CHALLENGE
From the entries that follow, gather each line holding the word "Nikkei".

┏━━

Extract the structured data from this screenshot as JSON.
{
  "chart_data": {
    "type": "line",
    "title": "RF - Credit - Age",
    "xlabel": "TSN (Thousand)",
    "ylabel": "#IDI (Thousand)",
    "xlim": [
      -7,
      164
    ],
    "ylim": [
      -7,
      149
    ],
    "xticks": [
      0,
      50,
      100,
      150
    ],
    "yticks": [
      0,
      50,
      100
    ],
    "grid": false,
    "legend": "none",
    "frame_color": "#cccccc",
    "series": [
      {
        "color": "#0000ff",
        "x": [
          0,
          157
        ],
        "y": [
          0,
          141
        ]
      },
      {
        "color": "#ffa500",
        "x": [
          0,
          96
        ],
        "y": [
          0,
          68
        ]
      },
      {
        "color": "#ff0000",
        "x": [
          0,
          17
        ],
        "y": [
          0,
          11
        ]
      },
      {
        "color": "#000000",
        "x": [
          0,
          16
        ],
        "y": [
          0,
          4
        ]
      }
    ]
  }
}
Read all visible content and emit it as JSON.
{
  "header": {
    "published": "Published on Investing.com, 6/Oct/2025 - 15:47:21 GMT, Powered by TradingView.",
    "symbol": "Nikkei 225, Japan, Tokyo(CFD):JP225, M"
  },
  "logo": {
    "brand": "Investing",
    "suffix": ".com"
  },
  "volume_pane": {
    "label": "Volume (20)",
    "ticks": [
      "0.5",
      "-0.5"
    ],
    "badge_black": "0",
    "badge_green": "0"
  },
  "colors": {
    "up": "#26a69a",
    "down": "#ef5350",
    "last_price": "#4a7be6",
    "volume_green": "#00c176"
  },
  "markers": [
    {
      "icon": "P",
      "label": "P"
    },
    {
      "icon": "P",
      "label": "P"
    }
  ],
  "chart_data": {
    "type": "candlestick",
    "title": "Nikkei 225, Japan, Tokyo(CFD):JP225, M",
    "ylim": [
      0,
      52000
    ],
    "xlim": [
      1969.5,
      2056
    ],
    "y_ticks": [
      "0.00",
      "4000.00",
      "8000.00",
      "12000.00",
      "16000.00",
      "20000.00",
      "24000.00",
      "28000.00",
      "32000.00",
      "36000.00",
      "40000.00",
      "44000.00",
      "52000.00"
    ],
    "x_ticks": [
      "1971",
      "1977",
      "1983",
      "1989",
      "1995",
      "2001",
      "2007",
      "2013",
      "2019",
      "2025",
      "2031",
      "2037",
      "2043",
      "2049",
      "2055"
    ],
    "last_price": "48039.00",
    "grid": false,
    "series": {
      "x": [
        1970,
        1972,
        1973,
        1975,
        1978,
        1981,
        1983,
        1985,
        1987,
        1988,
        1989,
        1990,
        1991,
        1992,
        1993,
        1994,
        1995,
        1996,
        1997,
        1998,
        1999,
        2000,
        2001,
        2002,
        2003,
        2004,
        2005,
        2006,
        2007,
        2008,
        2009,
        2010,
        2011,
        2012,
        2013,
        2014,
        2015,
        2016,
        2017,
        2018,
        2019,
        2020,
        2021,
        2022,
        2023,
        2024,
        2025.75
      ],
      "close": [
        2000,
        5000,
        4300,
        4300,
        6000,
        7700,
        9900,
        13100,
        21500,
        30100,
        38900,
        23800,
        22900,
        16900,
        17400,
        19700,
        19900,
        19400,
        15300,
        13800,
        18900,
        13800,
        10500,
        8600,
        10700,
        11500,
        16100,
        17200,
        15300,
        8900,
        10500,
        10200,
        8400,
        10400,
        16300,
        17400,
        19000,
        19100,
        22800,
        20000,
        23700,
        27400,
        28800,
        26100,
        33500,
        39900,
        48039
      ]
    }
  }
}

┗━━

REPLY TO THE TASK
    "symbol": "Nikkei 225, Japan, Tokyo(CFD):JP225, M"
    "title": "Nikkei 225, Japan, Tokyo(CFD):JP225, M",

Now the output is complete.